- **Task directions**: Copy out the entries in full and with complete accuracy; pictures are excluded.

--- Material provided ---

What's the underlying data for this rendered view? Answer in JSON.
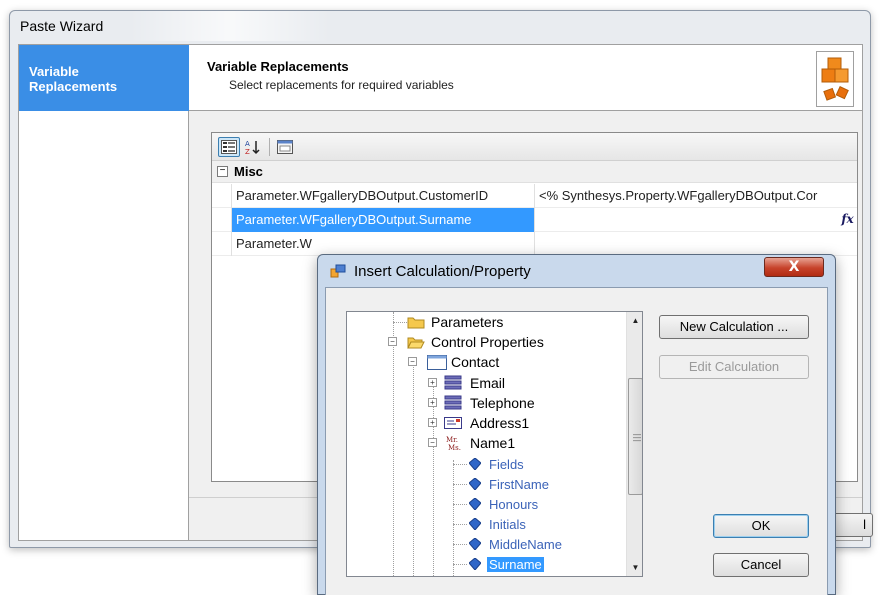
{
  "wizard": {
    "title": "Paste Wizard",
    "steps": [
      {
        "label": "Variable Replacements",
        "active": true
      }
    ],
    "header": {
      "title": "Variable Replacements",
      "subtitle": "Select replacements for required variables"
    },
    "grid": {
      "category": "Misc",
      "rows": [
        {
          "name": "Parameter.WFgalleryDBOutput.CustomerID",
          "value": "<% Synthesys.Property.WFgalleryDBOutput.Cor",
          "selected": false
        },
        {
          "name": "Parameter.WFgalleryDBOutput.Surname",
          "value": "",
          "selected": true
        },
        {
          "name": "Parameter.W",
          "value": "",
          "selected": false
        }
      ],
      "fx_label": "fx"
    },
    "partial_button_label": "l"
  },
  "dialog": {
    "title": "Insert Calculation/Property",
    "close_label": "X",
    "tree": [
      {
        "label": "Parameters",
        "icon": "folder-icon",
        "expander": ""
      },
      {
        "label": "Control Properties",
        "icon": "folder-open-icon",
        "expander": "−"
      },
      {
        "label": "Contact",
        "icon": "form-icon",
        "expander": "−"
      },
      {
        "label": "Email",
        "icon": "textbox-icon",
        "expander": "+"
      },
      {
        "label": "Telephone",
        "icon": "textbox-icon",
        "expander": "+"
      },
      {
        "label": "Address1",
        "icon": "address-icon",
        "expander": "+"
      },
      {
        "label": "Name1",
        "icon": "name-control-icon",
        "expander": "−"
      },
      {
        "label": "Fields",
        "icon": "property-icon"
      },
      {
        "label": "FirstName",
        "icon": "property-icon"
      },
      {
        "label": "Honours",
        "icon": "property-icon"
      },
      {
        "label": "Initials",
        "icon": "property-icon"
      },
      {
        "label": "MiddleName",
        "icon": "property-icon"
      },
      {
        "label": "Surname",
        "icon": "property-icon",
        "selected": true
      }
    ],
    "buttons": {
      "new_calculation": "New Calculation ...",
      "edit_calculation": "Edit Calculation",
      "ok": "OK",
      "cancel": "Cancel"
    }
  },
  "colors": {
    "selection": "#3399ff",
    "wizard_step_active": "#3a8ee6",
    "leaf_text": "#3b63b8",
    "close_button": "#c7432b"
  }
}
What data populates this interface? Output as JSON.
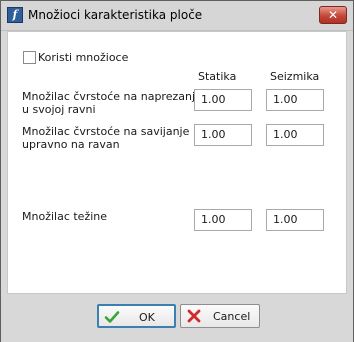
{
  "window": {
    "title": "Množioci karakteristika ploče",
    "app_icon": "app-icon",
    "close_icon": "close-icon"
  },
  "form": {
    "use_multipliers": {
      "label": "Koristi množioce",
      "checked": false
    },
    "columns": {
      "static": "Statika",
      "seismic": "Seizmika"
    },
    "rows": [
      {
        "label_line1": "Množilac čvrstoće na naprezanje",
        "label_line2": "u svojoj ravni",
        "static": "1.00",
        "seismic": "1.00"
      },
      {
        "label_line1": "Množilac čvrstoće na savijanje",
        "label_line2": "upravno na ravan",
        "static": "1.00",
        "seismic": "1.00"
      },
      {
        "label_line1": "Množilac težine",
        "label_line2": "",
        "static": "1.00",
        "seismic": "1.00"
      }
    ]
  },
  "buttons": {
    "ok": {
      "label": "OK",
      "icon": "checkmark-icon",
      "color": "#3aa43a"
    },
    "cancel": {
      "label": "Cancel",
      "icon": "cross-icon",
      "color": "#d22a2a"
    }
  }
}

---

- **Response below**:
What's the underlying data for this rendered view? Answer in JSON.
{
  "wizard": {
    "title": "Paste Wizard",
    "steps": [
      {
        "label": "Variable Replacements",
        "active": true
      }
    ],
    "header": {
      "title": "Variable Replacements",
      "subtitle": "Select replacements for required variables"
    },
    "grid": {
      "category": "Misc",
      "rows": [
        {
          "name": "Parameter.WFgalleryDBOutput.CustomerID",
          "value": "<% Synthesys.Property.WFgalleryDBOutput.Cor",
          "selected": false
        },
        {
          "name": "Parameter.WFgalleryDBOutput.Surname",
          "value": "",
          "selected": true
        },
        {
          "name": "Parameter.W",
          "value": "",
          "selected": false
        }
      ],
      "fx_label": "fx"
    },
    "partial_button_label": "l"
  },
  "dialog": {
    "title": "Insert Calculation/Property",
    "close_label": "X",
    "tree": [
      {
        "label": "Parameters",
        "icon": "folder-icon",
        "expander": ""
      },
      {
        "label": "Control Properties",
        "icon": "folder-open-icon",
        "expander": "−"
      },
      {
        "label": "Contact",
        "icon": "form-icon",
        "expander": "−"
      },
      {
        "label": "Email",
        "icon": "textbox-icon",
        "expander": "+"
      },
      {
        "label": "Telephone",
        "icon": "textbox-icon",
        "expander": "+"
      },
      {
        "label": "Address1",
        "icon": "address-icon",
        "expander": "+"
      },
      {
        "label": "Name1",
        "icon": "name-control-icon",
        "expander": "−"
      },
      {
        "label": "Fields",
        "icon": "property-icon"
      },
      {
        "label": "FirstName",
        "icon": "property-icon"
      },
      {
        "label": "Honours",
        "icon": "property-icon"
      },
      {
        "label": "Initials",
        "icon": "property-icon"
      },
      {
        "label": "MiddleName",
        "icon": "property-icon"
      },
      {
        "label": "Surname",
        "icon": "property-icon",
        "selected": true
      }
    ],
    "buttons": {
      "new_calculation": "New Calculation ...",
      "edit_calculation": "Edit Calculation",
      "ok": "OK",
      "cancel": "Cancel"
    }
  },
  "colors": {
    "selection": "#3399ff",
    "wizard_step_active": "#3a8ee6",
    "leaf_text": "#3b63b8",
    "close_button": "#c7432b"
  }
}
What data populates this interface? Output as JSON.
{
  "window": {
    "title": "Množioci karakteristika ploče",
    "app_icon": "app-icon",
    "close_icon": "close-icon"
  },
  "form": {
    "use_multipliers": {
      "label": "Koristi množioce",
      "checked": false
    },
    "columns": {
      "static": "Statika",
      "seismic": "Seizmika"
    },
    "rows": [
      {
        "label_line1": "Množilac čvrstoće na naprezanje",
        "label_line2": "u svojoj ravni",
        "static": "1.00",
        "seismic": "1.00"
      },
      {
        "label_line1": "Množilac čvrstoće na savijanje",
        "label_line2": "upravno na ravan",
        "static": "1.00",
        "seismic": "1.00"
      },
      {
        "label_line1": "Množilac težine",
        "label_line2": "",
        "static": "1.00",
        "seismic": "1.00"
      }
    ]
  },
  "buttons": {
    "ok": {
      "label": "OK",
      "icon": "checkmark-icon",
      "color": "#3aa43a"
    },
    "cancel": {
      "label": "Cancel",
      "icon": "cross-icon",
      "color": "#d22a2a"
    }
  }
}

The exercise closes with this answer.